THE RECORDS ::
==================================================
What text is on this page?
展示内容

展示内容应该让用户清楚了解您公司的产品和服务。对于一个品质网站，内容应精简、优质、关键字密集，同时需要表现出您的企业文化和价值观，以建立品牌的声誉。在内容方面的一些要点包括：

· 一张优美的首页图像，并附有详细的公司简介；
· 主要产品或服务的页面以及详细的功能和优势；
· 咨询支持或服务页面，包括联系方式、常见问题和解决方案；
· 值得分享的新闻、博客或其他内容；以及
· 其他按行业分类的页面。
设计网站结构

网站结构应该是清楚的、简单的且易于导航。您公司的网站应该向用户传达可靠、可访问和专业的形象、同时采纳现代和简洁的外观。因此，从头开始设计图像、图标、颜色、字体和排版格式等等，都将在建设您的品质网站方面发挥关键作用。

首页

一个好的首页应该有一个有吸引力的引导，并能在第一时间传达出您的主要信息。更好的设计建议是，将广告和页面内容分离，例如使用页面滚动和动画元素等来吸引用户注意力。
==================================================
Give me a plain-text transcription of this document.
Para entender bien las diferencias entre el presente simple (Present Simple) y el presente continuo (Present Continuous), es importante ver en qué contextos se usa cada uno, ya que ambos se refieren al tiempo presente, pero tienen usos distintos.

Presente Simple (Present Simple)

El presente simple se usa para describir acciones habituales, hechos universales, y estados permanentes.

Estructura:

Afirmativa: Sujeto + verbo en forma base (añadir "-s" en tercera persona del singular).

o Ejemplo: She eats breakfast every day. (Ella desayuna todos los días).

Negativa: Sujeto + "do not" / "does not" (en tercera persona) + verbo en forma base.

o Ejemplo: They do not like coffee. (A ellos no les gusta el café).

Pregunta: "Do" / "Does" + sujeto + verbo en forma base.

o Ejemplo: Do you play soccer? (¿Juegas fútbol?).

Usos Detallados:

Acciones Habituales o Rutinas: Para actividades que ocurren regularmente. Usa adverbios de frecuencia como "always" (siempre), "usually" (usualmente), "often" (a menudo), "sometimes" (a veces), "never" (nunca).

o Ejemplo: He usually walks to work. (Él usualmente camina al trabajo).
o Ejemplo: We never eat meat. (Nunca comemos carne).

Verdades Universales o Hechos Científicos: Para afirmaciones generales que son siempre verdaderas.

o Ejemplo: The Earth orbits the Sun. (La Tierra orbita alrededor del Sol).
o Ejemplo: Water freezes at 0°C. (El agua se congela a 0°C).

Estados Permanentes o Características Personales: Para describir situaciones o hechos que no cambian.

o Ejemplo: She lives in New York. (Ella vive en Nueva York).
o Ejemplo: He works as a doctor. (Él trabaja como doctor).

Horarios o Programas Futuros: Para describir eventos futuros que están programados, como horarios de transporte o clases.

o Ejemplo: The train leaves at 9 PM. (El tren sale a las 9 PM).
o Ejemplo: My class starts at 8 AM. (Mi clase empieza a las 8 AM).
==================================================
THE PROBLEM :: List the lines that contain the word "usualmente".

FINAL RESULT ::
Acciones Habituales o Rutinas: Para actividades que ocurren regularmente. Usa adverbios de frecuencia como "always" (siempre), "usually" (usualmente), "often" (a menudo), "sometimes" (a veces), "never" (nunca).
o Ejemplo: He usually walks to work. (Él usualmente camina al trabajo).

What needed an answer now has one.